WORK REQUIRED – Quote every line of the material beneath this one.

RECORD LIST –
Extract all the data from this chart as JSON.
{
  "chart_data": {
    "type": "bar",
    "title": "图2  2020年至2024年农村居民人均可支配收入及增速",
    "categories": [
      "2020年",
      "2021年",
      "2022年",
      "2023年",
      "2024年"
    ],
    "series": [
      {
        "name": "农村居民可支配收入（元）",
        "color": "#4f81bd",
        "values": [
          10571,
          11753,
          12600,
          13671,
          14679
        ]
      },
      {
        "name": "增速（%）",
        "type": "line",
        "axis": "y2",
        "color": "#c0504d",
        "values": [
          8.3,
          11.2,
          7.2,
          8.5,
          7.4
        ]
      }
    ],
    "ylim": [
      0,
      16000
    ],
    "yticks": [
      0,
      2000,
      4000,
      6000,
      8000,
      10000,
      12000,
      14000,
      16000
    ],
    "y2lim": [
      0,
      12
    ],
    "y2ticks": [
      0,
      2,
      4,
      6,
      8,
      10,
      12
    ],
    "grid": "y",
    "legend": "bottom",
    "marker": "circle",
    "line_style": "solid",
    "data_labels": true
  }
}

RESULT –
Extract all the data from this chart as JSON.
{
  "chart_data": {
    "type": "bar",
    "title": "图2  2020年至2024年农村居民人均可支配收入及增速",
    "categories": [
      "2020年",
      "2021年",
      "2022年",
      "2023年",
      "2024年"
    ],
    "series": [
      {
        "name": "农村居民可支配收入（元）",
        "color": "#4f81bd",
        "values": [
          10571,
          11753,
          12600,
          13671,
          14679
        ]
      },
      {
        "name": "增速（%）",
        "type": "line",
        "axis": "y2",
        "color": "#c0504d",
        "values": [
          8.3,
          11.2,
          7.2,
          8.5,
          7.4
        ]
      }
    ],
    "ylim": [
      0,
      16000
    ],
    "yticks": [
      0,
      2000,
      4000,
      6000,
      8000,
      10000,
      12000,
      14000,
      16000
    ],
    "y2lim": [
      0,
      12
    ],
    "y2ticks": [
      0,
      2,
      4,
      6,
      8,
      10,
      12
    ],
    "grid": "y",
    "legend": "bottom",
    "marker": "circle",
    "line_style": "solid",
    "data_labels": true
  }
}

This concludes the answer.